● **Set exercise**:
Copy the rows below without any change, from the one containing "dim-e1-bottom: e1 (852, 1162, 1121, 1197)" through the one containing "modifier-m-icon (1549, 989, 1571, 1011)", both included.

● **Extracted entries**:
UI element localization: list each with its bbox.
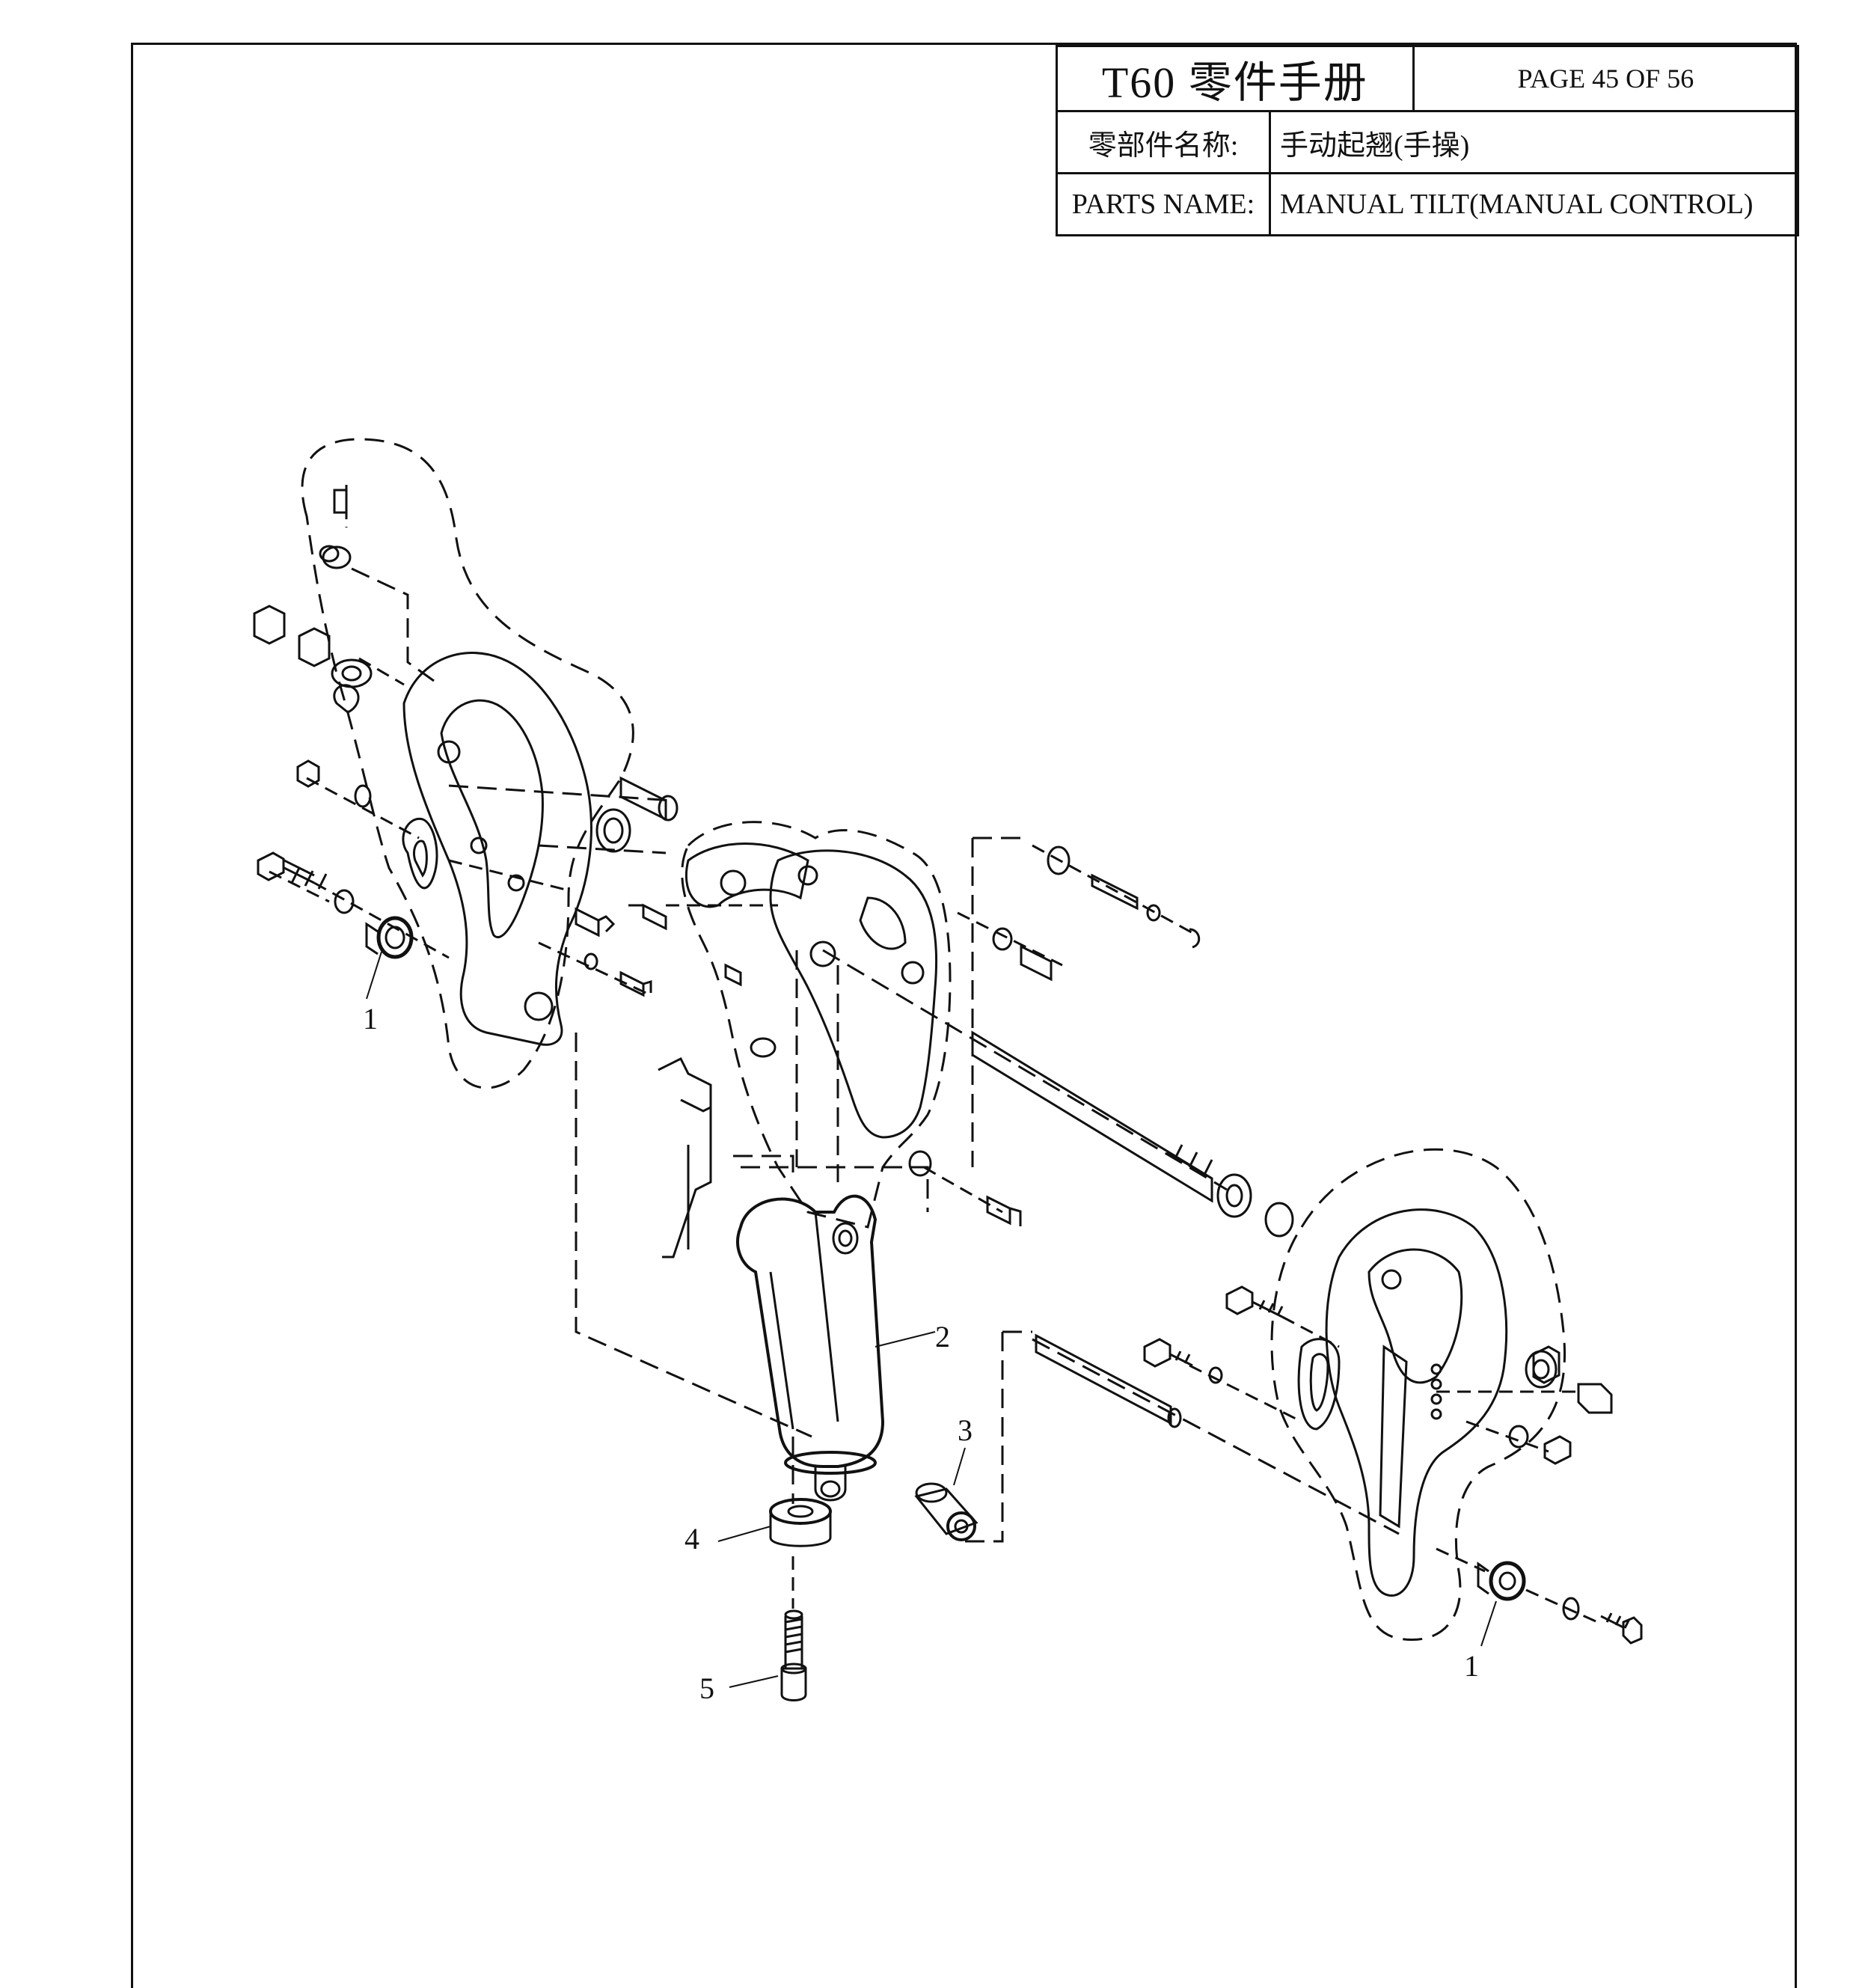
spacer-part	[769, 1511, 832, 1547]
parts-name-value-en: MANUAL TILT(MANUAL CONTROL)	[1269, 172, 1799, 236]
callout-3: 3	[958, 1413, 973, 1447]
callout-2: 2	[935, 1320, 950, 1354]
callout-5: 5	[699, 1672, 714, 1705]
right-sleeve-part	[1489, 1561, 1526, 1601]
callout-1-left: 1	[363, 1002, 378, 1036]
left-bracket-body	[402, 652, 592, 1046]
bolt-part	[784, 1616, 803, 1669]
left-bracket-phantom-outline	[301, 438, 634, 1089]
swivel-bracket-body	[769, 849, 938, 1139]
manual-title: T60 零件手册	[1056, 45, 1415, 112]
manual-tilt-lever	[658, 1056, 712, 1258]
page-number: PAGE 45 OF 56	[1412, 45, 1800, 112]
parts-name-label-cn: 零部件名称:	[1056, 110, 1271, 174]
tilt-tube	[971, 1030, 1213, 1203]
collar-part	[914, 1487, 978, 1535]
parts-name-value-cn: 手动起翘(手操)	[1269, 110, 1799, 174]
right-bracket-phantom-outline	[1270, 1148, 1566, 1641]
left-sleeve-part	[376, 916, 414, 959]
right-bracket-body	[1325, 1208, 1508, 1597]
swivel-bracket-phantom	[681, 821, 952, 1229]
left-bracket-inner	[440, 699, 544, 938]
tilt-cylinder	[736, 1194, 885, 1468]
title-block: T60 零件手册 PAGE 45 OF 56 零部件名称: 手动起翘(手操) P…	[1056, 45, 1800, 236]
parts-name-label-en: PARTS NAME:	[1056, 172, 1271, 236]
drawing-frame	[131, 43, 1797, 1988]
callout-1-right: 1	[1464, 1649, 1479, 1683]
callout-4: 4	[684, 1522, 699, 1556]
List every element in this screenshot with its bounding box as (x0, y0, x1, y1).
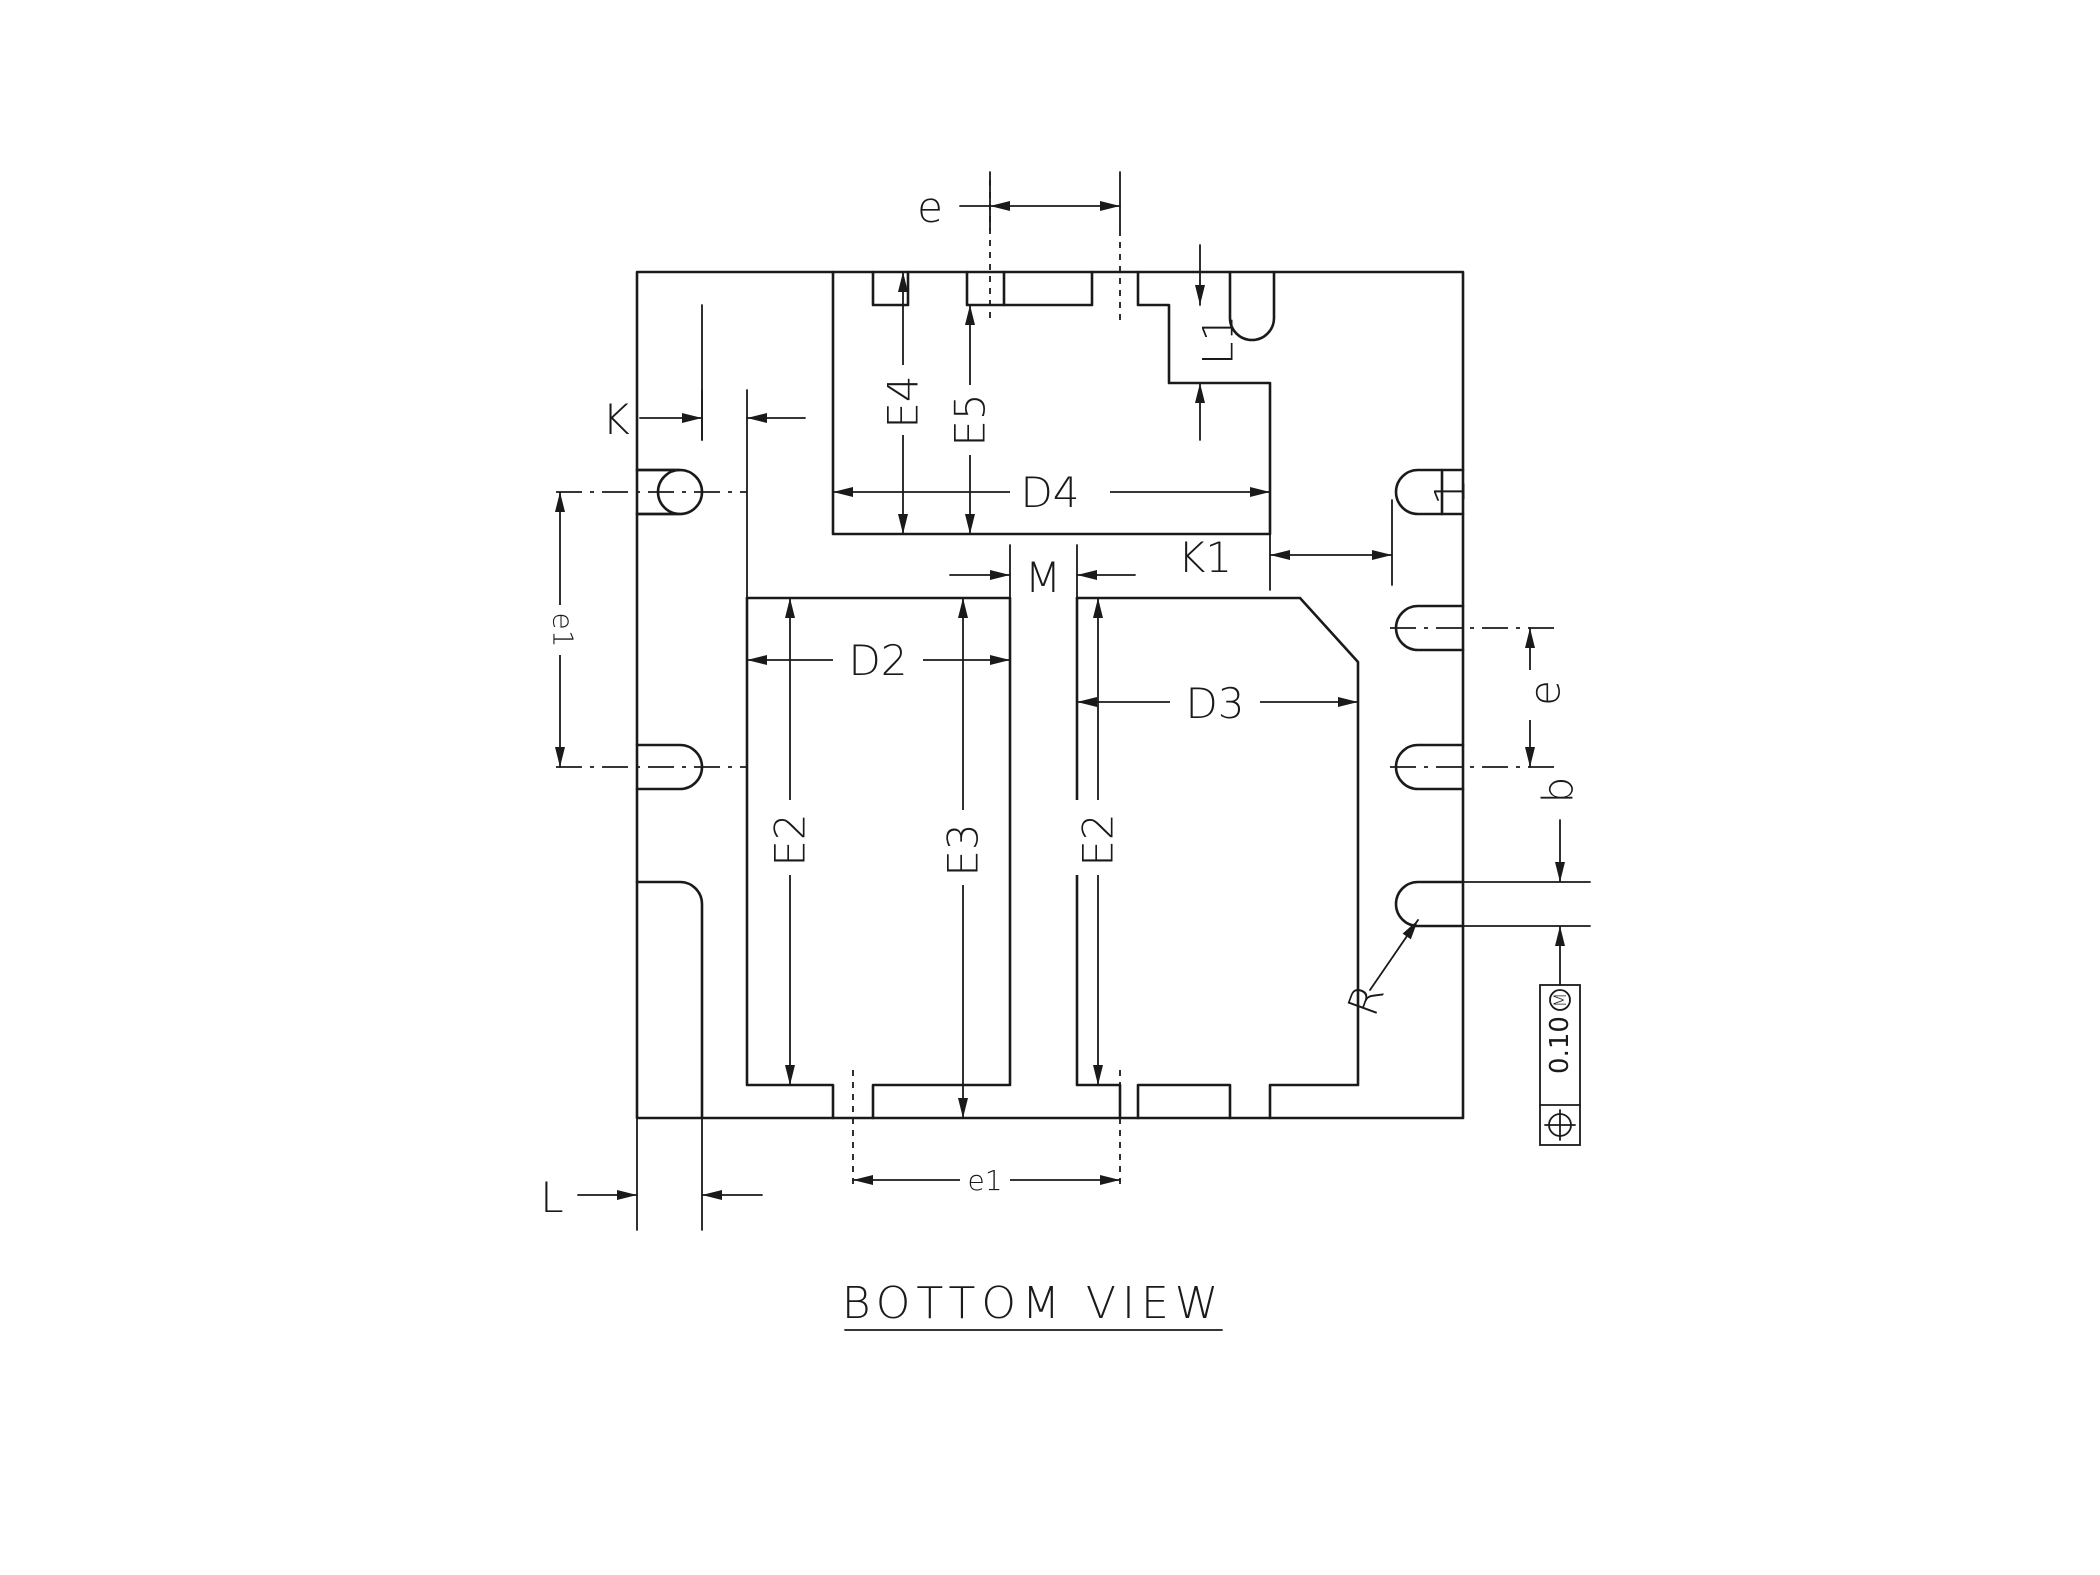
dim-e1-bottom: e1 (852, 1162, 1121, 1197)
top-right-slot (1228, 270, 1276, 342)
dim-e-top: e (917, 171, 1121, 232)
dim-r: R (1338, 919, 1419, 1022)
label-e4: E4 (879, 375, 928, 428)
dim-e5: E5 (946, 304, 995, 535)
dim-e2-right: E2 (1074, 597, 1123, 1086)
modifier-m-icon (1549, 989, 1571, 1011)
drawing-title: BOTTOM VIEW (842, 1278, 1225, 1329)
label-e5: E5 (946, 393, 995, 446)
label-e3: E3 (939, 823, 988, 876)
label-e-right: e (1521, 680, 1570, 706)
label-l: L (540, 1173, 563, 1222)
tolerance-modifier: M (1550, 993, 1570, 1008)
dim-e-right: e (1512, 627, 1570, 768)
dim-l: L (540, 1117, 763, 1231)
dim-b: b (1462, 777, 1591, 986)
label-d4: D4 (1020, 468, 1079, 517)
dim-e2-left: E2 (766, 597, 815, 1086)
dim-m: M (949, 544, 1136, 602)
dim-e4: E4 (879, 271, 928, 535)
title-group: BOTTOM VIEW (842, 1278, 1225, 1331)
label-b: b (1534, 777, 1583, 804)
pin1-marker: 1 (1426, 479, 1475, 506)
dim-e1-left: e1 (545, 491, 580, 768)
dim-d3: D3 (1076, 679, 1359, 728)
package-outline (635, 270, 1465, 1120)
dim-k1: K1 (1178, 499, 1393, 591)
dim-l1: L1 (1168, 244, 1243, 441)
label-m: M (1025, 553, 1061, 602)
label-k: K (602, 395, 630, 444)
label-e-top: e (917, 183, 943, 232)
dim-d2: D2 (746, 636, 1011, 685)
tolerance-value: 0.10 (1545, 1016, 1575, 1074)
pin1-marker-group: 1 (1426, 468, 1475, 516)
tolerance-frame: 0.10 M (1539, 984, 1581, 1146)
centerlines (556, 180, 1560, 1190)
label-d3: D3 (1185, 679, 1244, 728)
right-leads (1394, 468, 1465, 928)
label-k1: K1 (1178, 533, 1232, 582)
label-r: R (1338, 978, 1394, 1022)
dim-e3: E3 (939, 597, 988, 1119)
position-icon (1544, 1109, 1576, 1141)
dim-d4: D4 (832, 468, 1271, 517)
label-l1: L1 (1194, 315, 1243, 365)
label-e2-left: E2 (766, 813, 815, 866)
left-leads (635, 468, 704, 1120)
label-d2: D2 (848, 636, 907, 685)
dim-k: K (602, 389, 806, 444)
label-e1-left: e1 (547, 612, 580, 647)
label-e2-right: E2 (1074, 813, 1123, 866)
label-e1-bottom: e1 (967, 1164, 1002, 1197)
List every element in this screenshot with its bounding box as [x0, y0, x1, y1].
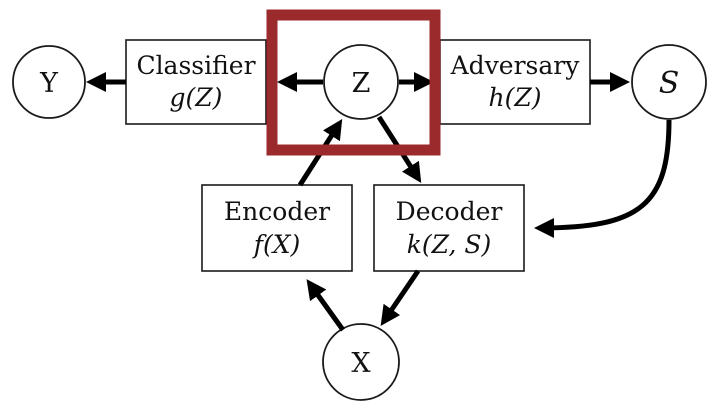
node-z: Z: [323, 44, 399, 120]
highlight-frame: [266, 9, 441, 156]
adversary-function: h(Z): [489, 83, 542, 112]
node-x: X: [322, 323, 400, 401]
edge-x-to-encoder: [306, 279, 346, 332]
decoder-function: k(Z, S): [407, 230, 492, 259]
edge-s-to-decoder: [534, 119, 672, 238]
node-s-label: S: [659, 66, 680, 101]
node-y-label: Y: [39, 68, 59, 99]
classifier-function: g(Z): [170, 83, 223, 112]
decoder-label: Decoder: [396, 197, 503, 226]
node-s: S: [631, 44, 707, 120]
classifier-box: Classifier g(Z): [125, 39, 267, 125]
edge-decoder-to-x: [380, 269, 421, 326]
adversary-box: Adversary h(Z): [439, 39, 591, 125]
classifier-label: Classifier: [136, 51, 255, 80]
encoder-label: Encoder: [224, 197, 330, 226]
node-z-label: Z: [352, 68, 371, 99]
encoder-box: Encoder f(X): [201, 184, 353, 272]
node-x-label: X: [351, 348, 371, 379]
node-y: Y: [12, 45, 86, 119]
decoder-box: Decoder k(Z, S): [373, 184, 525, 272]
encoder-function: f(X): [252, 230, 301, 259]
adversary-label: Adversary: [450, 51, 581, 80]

● **Response to the task**:
dim-e1-bottom: e1 (852, 1162, 1121, 1197)
top-right-slot (1228, 270, 1276, 342)
dim-e-top: e (917, 171, 1121, 232)
dim-r: R (1338, 919, 1419, 1022)
label-e4: E4 (879, 375, 928, 428)
dim-e5: E5 (946, 304, 995, 535)
dim-e2-right: E2 (1074, 597, 1123, 1086)
modifier-m-icon (1549, 989, 1571, 1011)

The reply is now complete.